Copy out each line of the data holding "River".
** Begin Data for this task **
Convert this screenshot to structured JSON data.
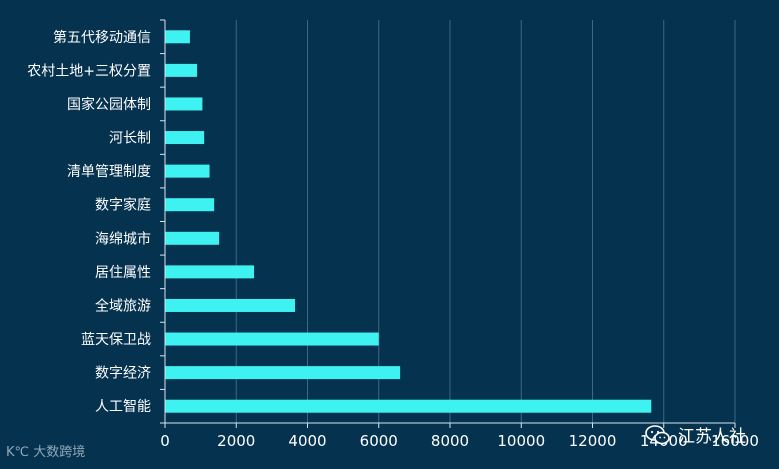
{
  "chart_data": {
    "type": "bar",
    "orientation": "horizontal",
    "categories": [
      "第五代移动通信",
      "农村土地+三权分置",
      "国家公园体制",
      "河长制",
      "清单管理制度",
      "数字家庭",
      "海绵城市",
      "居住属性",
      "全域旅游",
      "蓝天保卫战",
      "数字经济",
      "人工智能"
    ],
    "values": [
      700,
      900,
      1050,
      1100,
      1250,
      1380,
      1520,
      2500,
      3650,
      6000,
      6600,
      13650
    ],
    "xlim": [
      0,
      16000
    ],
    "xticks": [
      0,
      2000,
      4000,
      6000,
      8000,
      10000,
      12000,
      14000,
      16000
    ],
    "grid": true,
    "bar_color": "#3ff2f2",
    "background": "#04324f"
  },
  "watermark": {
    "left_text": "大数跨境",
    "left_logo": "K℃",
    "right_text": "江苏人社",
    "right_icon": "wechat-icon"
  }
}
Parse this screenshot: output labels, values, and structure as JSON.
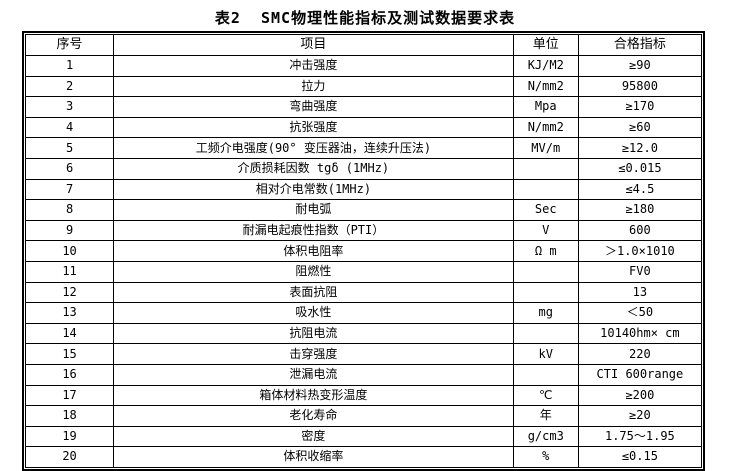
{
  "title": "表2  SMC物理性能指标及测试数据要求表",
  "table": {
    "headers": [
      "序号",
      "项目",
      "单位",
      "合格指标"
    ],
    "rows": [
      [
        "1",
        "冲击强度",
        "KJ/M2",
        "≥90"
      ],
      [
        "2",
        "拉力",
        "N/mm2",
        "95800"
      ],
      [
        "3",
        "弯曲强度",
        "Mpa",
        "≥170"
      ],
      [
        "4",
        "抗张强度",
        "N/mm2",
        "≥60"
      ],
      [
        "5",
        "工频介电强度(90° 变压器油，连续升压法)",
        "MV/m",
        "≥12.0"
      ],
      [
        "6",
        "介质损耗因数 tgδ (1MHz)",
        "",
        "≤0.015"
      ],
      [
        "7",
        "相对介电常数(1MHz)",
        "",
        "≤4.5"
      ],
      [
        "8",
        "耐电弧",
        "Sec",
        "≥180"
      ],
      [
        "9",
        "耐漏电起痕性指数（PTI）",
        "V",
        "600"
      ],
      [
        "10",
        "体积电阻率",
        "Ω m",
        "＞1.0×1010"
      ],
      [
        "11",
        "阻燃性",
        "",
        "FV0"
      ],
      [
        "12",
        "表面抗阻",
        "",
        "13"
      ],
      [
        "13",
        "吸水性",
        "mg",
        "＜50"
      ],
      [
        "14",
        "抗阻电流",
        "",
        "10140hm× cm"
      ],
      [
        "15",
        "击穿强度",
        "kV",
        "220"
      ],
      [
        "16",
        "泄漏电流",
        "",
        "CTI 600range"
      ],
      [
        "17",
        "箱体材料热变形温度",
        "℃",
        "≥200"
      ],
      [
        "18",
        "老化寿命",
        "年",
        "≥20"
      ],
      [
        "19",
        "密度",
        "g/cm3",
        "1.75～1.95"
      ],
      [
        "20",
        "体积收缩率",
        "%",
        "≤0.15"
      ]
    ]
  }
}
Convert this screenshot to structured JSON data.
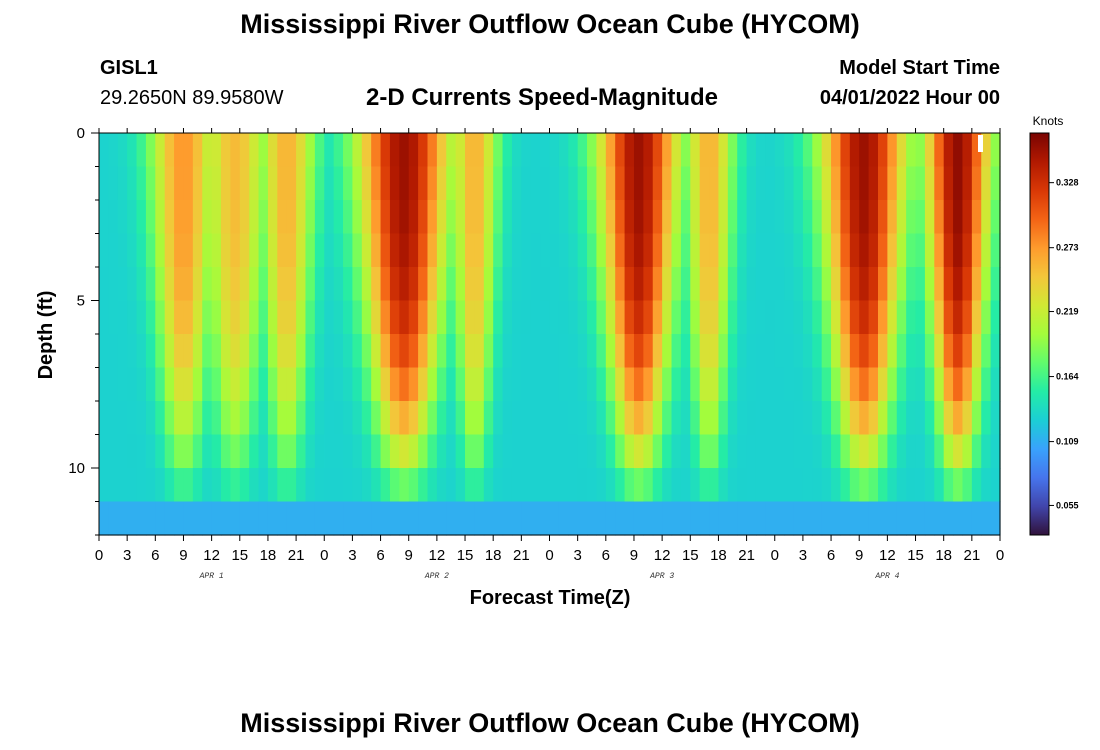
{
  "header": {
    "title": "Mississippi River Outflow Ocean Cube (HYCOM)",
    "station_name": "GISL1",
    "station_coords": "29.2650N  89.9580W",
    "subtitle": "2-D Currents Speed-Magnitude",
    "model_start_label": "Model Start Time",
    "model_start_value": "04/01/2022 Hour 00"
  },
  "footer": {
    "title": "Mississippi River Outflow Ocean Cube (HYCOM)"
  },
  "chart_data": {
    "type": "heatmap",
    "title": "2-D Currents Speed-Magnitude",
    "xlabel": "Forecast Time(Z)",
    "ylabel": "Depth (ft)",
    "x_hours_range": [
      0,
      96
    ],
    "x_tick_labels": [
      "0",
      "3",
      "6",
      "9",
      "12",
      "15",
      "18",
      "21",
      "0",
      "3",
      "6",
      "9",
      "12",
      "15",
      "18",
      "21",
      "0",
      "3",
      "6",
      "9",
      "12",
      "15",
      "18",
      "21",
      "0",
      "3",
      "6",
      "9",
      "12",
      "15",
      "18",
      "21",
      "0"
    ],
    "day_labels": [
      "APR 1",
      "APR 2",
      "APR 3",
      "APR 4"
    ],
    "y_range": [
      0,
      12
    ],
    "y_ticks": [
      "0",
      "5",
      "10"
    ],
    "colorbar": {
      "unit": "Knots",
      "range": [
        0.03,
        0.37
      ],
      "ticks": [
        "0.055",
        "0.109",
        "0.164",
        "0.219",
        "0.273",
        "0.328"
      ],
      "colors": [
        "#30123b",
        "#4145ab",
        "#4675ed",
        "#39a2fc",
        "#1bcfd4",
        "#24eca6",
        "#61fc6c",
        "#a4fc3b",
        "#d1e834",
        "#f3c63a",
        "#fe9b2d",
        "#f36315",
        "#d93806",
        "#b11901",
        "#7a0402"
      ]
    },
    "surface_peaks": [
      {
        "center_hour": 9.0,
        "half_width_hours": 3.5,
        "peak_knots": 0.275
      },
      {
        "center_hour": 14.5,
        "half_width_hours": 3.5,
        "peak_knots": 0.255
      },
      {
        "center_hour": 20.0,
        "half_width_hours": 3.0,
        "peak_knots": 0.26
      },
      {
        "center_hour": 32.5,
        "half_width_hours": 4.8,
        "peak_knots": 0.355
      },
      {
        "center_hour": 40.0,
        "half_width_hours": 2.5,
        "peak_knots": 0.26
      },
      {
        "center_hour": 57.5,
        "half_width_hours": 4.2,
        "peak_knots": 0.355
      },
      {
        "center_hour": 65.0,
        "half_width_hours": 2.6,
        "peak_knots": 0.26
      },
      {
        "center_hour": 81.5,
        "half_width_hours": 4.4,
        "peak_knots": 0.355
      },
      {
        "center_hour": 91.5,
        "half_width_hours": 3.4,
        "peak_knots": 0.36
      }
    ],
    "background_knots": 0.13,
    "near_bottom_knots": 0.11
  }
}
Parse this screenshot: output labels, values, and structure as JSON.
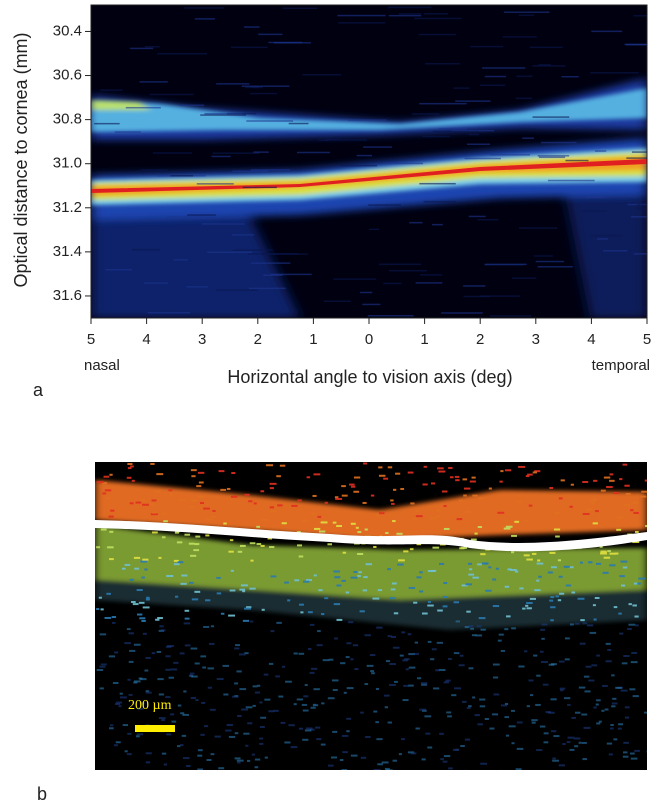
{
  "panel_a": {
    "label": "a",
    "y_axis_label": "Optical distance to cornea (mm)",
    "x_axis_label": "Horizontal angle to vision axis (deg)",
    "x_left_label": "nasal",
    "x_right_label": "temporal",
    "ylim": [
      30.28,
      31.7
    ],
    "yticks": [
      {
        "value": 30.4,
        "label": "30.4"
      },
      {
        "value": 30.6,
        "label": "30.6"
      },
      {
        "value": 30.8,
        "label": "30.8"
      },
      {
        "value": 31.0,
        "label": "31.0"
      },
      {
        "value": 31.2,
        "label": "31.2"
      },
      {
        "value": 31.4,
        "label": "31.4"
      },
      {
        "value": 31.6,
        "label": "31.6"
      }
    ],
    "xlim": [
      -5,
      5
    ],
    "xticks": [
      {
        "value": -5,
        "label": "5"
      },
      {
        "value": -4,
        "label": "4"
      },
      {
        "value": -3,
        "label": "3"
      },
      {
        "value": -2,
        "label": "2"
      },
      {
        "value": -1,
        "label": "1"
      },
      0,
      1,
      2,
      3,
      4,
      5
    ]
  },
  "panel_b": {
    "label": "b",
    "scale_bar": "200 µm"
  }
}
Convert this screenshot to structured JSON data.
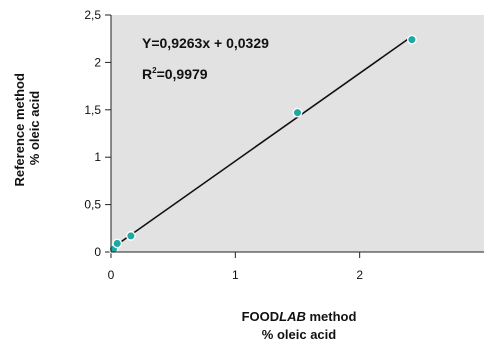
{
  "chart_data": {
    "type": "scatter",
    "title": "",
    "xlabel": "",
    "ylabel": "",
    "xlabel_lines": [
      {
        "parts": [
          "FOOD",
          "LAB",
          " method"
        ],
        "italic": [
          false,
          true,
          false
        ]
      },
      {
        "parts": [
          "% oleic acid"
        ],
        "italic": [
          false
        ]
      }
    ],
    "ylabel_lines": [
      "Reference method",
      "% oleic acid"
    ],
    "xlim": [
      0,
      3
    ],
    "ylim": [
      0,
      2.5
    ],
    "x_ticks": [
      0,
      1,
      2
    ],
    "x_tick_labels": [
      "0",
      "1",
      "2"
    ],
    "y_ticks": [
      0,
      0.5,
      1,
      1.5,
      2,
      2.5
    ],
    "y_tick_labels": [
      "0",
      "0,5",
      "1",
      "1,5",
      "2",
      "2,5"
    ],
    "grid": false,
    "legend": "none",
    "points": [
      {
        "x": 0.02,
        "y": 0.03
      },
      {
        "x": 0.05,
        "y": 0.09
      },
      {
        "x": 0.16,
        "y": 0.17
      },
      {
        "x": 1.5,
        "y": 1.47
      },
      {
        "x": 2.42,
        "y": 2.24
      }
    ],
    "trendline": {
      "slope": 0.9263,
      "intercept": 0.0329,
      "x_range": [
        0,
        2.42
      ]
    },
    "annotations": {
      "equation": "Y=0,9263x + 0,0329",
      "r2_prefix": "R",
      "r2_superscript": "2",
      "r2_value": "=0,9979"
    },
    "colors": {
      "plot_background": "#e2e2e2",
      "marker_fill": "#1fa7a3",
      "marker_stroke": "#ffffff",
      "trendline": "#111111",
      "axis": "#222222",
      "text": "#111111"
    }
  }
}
** End Data for this task **
◆ Exercise result ◆
    "title": "Mississippi River Outflow Ocean Cube (HYCOM)",
    "title": "Mississippi River Outflow Ocean Cube (HYCOM)"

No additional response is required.